Exercise requirements – Repeat every line of the data exactly, but not the pictures.
========
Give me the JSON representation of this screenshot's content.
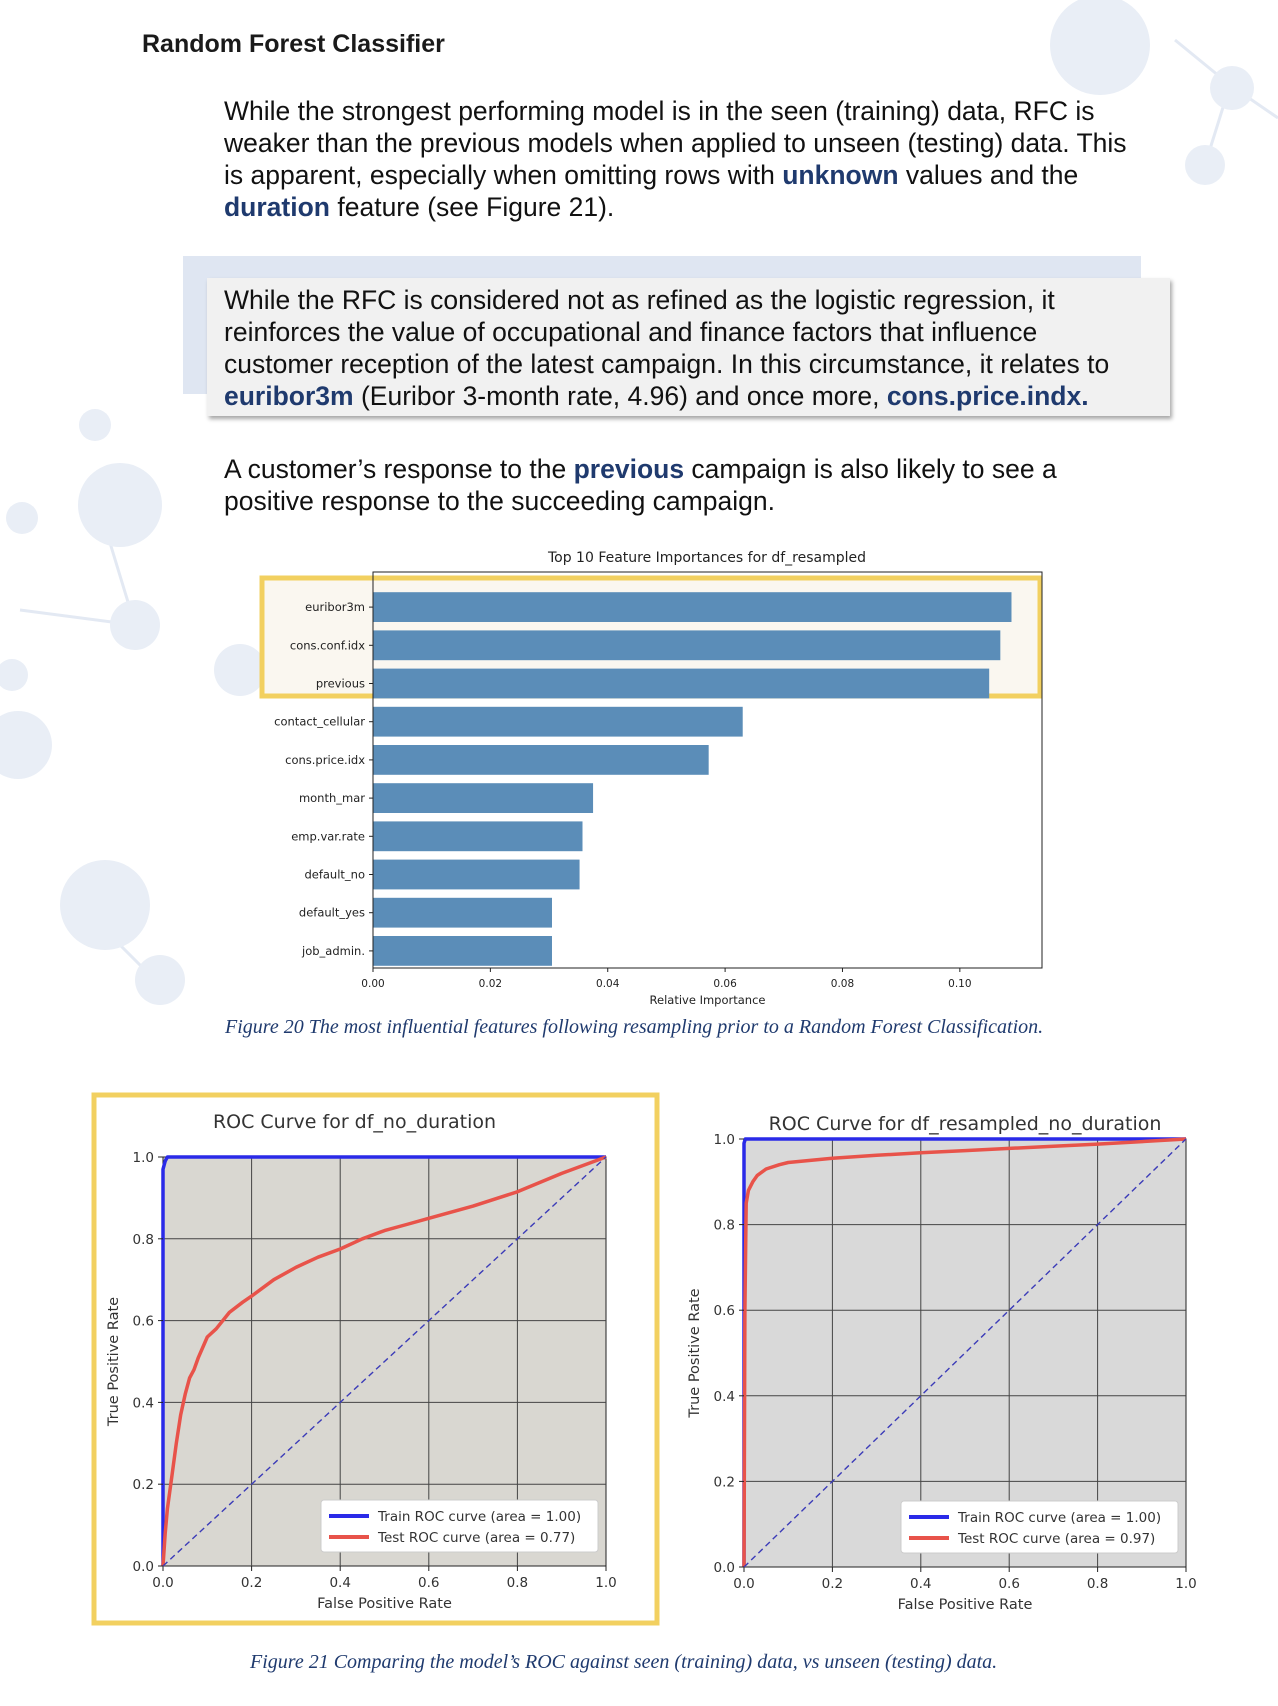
{
  "heading": "Random Forest Classifier",
  "para1": {
    "l1": "While the strongest performing model is in the seen (training) data, RFC is",
    "l2": "weaker than the previous models when applied to unseen (testing) data. This",
    "l3a": "is apparent, especially when omitting rows with ",
    "l3b": "unknown",
    "l3c": " values and the",
    "l4a": "duration",
    "l4b": " feature (see Figure 21)."
  },
  "callout": {
    "l1": "While the RFC is considered not as refined as the logistic regression, it",
    "l2": "reinforces the value of occupational and finance factors that influence",
    "l3": "customer reception of the latest campaign. In this circumstance, it relates to",
    "l4a": "euribor3m",
    "l4b": " (Euribor 3-month rate, 4.96) and once more, ",
    "l4c": "cons.price.indx."
  },
  "para2": {
    "l1a": "A customer’s response to the ",
    "l1b": "previous",
    "l1c": " campaign is also likely to see a",
    "l2": "positive response to the succeeding campaign."
  },
  "captions": {
    "fig20": "Figure 20 The most influential features following resampling prior to a Random Forest Classification.",
    "fig21": "Figure 21 Comparing the model’s ROC against seen (training) data, vs unseen (testing) data."
  },
  "colors": {
    "bar": "#5b8db8",
    "highlight": "#f2d060",
    "train": "#2a2ae8",
    "test": "#e8534a",
    "heading_accent": "#1f3a6e",
    "roc_bg_left": "#d9d7d1",
    "roc_bg_right": "#d9d9d9"
  },
  "chart_data": [
    {
      "type": "bar",
      "orientation": "horizontal",
      "title": "Top 10 Feature Importances for df_resampled",
      "xlabel": "Relative Importance",
      "ylabel": "",
      "categories": [
        "euribor3m",
        "cons.conf.idx",
        "previous",
        "contact_cellular",
        "cons.price.idx",
        "month_mar",
        "emp.var.rate",
        "default_no",
        "default_yes",
        "job_admin."
      ],
      "values": [
        0.1088,
        0.1069,
        0.105,
        0.063,
        0.0572,
        0.0375,
        0.0357,
        0.0352,
        0.0305,
        0.0305
      ],
      "xlim": [
        0,
        0.114
      ],
      "xticks": [
        "0.00",
        "0.02",
        "0.04",
        "0.06",
        "0.08",
        "0.10"
      ],
      "grid": false,
      "highlighted": [
        "euribor3m",
        "cons.conf.idx",
        "previous"
      ]
    },
    {
      "type": "line",
      "title": "ROC Curve for df_no_duration",
      "xlabel": "False Positive Rate",
      "ylabel": "True Positive Rate",
      "xlim": [
        0,
        1
      ],
      "ylim": [
        0,
        1
      ],
      "xticks": [
        "0.0",
        "0.2",
        "0.4",
        "0.6",
        "0.8",
        "1.0"
      ],
      "yticks": [
        "0.0",
        "0.2",
        "0.4",
        "0.6",
        "0.8",
        "1.0"
      ],
      "grid": true,
      "legend_position": "lower-right",
      "series": [
        {
          "name": "Train ROC curve (area = 1.00)",
          "style": "solid",
          "x": [
            0,
            0.0,
            0.005,
            0.01,
            1.0
          ],
          "y": [
            0,
            0.97,
            0.99,
            1.0,
            1.0
          ]
        },
        {
          "name": "Test ROC curve (area = 0.77)",
          "style": "solid",
          "x": [
            0,
            0.005,
            0.01,
            0.02,
            0.03,
            0.04,
            0.05,
            0.06,
            0.07,
            0.08,
            0.1,
            0.12,
            0.15,
            0.18,
            0.2,
            0.25,
            0.3,
            0.35,
            0.4,
            0.45,
            0.5,
            0.55,
            0.6,
            0.7,
            0.8,
            0.9,
            1.0
          ],
          "y": [
            0,
            0.08,
            0.14,
            0.22,
            0.3,
            0.37,
            0.42,
            0.46,
            0.48,
            0.51,
            0.56,
            0.58,
            0.62,
            0.645,
            0.66,
            0.7,
            0.73,
            0.755,
            0.775,
            0.8,
            0.82,
            0.835,
            0.85,
            0.88,
            0.915,
            0.96,
            1.0
          ]
        },
        {
          "name": "",
          "style": "dashed",
          "x": [
            0,
            1
          ],
          "y": [
            0,
            1
          ]
        }
      ]
    },
    {
      "type": "line",
      "title": "ROC Curve for df_resampled_no_duration",
      "xlabel": "False Positive Rate",
      "ylabel": "True Positive Rate",
      "xlim": [
        0,
        1
      ],
      "ylim": [
        0,
        1
      ],
      "xticks": [
        "0.0",
        "0.2",
        "0.4",
        "0.6",
        "0.8",
        "1.0"
      ],
      "yticks": [
        "0.0",
        "0.2",
        "0.4",
        "0.6",
        "0.8",
        "1.0"
      ],
      "grid": true,
      "legend_position": "lower-right",
      "series": [
        {
          "name": "Train ROC curve (area = 1.00)",
          "style": "solid",
          "x": [
            0,
            0.0,
            0.003,
            1.0
          ],
          "y": [
            0,
            0.99,
            1.0,
            1.0
          ]
        },
        {
          "name": "Test ROC curve (area = 0.97)",
          "style": "solid",
          "x": [
            0,
            0.002,
            0.005,
            0.01,
            0.02,
            0.03,
            0.05,
            0.08,
            0.1,
            0.15,
            0.2,
            0.3,
            0.4,
            0.5,
            0.6,
            0.7,
            0.8,
            0.9,
            1.0
          ],
          "y": [
            0,
            0.6,
            0.85,
            0.88,
            0.9,
            0.915,
            0.93,
            0.94,
            0.945,
            0.95,
            0.955,
            0.962,
            0.968,
            0.973,
            0.978,
            0.983,
            0.988,
            0.994,
            1.0
          ]
        },
        {
          "name": "",
          "style": "dashed",
          "x": [
            0,
            1
          ],
          "y": [
            0,
            1
          ]
        }
      ]
    }
  ]
}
========
Problem solution –
Give me the JSON representation of this screenshot's content.
{
  "heading": "Random Forest Classifier",
  "para1": {
    "l1": "While the strongest performing model is in the seen (training) data, RFC is",
    "l2": "weaker than the previous models when applied to unseen (testing) data. This",
    "l3a": "is apparent, especially when omitting rows with ",
    "l3b": "unknown",
    "l3c": " values and the",
    "l4a": "duration",
    "l4b": " feature (see Figure 21)."
  },
  "callout": {
    "l1": "While the RFC is considered not as refined as the logistic regression, it",
    "l2": "reinforces the value of occupational and finance factors that influence",
    "l3": "customer reception of the latest campaign. In this circumstance, it relates to",
    "l4a": "euribor3m",
    "l4b": " (Euribor 3-month rate, 4.96) and once more, ",
    "l4c": "cons.price.indx."
  },
  "para2": {
    "l1a": "A customer’s response to the ",
    "l1b": "previous",
    "l1c": " campaign is also likely to see a",
    "l2": "positive response to the succeeding campaign."
  },
  "captions": {
    "fig20": "Figure 20 The most influential features following resampling prior to a Random Forest Classification.",
    "fig21": "Figure 21 Comparing the model’s ROC against seen (training) data, vs unseen (testing) data."
  },
  "colors": {
    "bar": "#5b8db8",
    "highlight": "#f2d060",
    "train": "#2a2ae8",
    "test": "#e8534a",
    "heading_accent": "#1f3a6e",
    "roc_bg_left": "#d9d7d1",
    "roc_bg_right": "#d9d9d9"
  },
  "chart_data": [
    {
      "type": "bar",
      "orientation": "horizontal",
      "title": "Top 10 Feature Importances for df_resampled",
      "xlabel": "Relative Importance",
      "ylabel": "",
      "categories": [
        "euribor3m",
        "cons.conf.idx",
        "previous",
        "contact_cellular",
        "cons.price.idx",
        "month_mar",
        "emp.var.rate",
        "default_no",
        "default_yes",
        "job_admin."
      ],
      "values": [
        0.1088,
        0.1069,
        0.105,
        0.063,
        0.0572,
        0.0375,
        0.0357,
        0.0352,
        0.0305,
        0.0305
      ],
      "xlim": [
        0,
        0.114
      ],
      "xticks": [
        "0.00",
        "0.02",
        "0.04",
        "0.06",
        "0.08",
        "0.10"
      ],
      "grid": false,
      "highlighted": [
        "euribor3m",
        "cons.conf.idx",
        "previous"
      ]
    },
    {
      "type": "line",
      "title": "ROC Curve for df_no_duration",
      "xlabel": "False Positive Rate",
      "ylabel": "True Positive Rate",
      "xlim": [
        0,
        1
      ],
      "ylim": [
        0,
        1
      ],
      "xticks": [
        "0.0",
        "0.2",
        "0.4",
        "0.6",
        "0.8",
        "1.0"
      ],
      "yticks": [
        "0.0",
        "0.2",
        "0.4",
        "0.6",
        "0.8",
        "1.0"
      ],
      "grid": true,
      "legend_position": "lower-right",
      "series": [
        {
          "name": "Train ROC curve (area = 1.00)",
          "style": "solid",
          "x": [
            0,
            0.0,
            0.005,
            0.01,
            1.0
          ],
          "y": [
            0,
            0.97,
            0.99,
            1.0,
            1.0
          ]
        },
        {
          "name": "Test ROC curve (area = 0.77)",
          "style": "solid",
          "x": [
            0,
            0.005,
            0.01,
            0.02,
            0.03,
            0.04,
            0.05,
            0.06,
            0.07,
            0.08,
            0.1,
            0.12,
            0.15,
            0.18,
            0.2,
            0.25,
            0.3,
            0.35,
            0.4,
            0.45,
            0.5,
            0.55,
            0.6,
            0.7,
            0.8,
            0.9,
            1.0
          ],
          "y": [
            0,
            0.08,
            0.14,
            0.22,
            0.3,
            0.37,
            0.42,
            0.46,
            0.48,
            0.51,
            0.56,
            0.58,
            0.62,
            0.645,
            0.66,
            0.7,
            0.73,
            0.755,
            0.775,
            0.8,
            0.82,
            0.835,
            0.85,
            0.88,
            0.915,
            0.96,
            1.0
          ]
        },
        {
          "name": "",
          "style": "dashed",
          "x": [
            0,
            1
          ],
          "y": [
            0,
            1
          ]
        }
      ]
    },
    {
      "type": "line",
      "title": "ROC Curve for df_resampled_no_duration",
      "xlabel": "False Positive Rate",
      "ylabel": "True Positive Rate",
      "xlim": [
        0,
        1
      ],
      "ylim": [
        0,
        1
      ],
      "xticks": [
        "0.0",
        "0.2",
        "0.4",
        "0.6",
        "0.8",
        "1.0"
      ],
      "yticks": [
        "0.0",
        "0.2",
        "0.4",
        "0.6",
        "0.8",
        "1.0"
      ],
      "grid": true,
      "legend_position": "lower-right",
      "series": [
        {
          "name": "Train ROC curve (area = 1.00)",
          "style": "solid",
          "x": [
            0,
            0.0,
            0.003,
            1.0
          ],
          "y": [
            0,
            0.99,
            1.0,
            1.0
          ]
        },
        {
          "name": "Test ROC curve (area = 0.97)",
          "style": "solid",
          "x": [
            0,
            0.002,
            0.005,
            0.01,
            0.02,
            0.03,
            0.05,
            0.08,
            0.1,
            0.15,
            0.2,
            0.3,
            0.4,
            0.5,
            0.6,
            0.7,
            0.8,
            0.9,
            1.0
          ],
          "y": [
            0,
            0.6,
            0.85,
            0.88,
            0.9,
            0.915,
            0.93,
            0.94,
            0.945,
            0.95,
            0.955,
            0.962,
            0.968,
            0.973,
            0.978,
            0.983,
            0.988,
            0.994,
            1.0
          ]
        },
        {
          "name": "",
          "style": "dashed",
          "x": [
            0,
            1
          ],
          "y": [
            0,
            1
          ]
        }
      ]
    }
  ]
}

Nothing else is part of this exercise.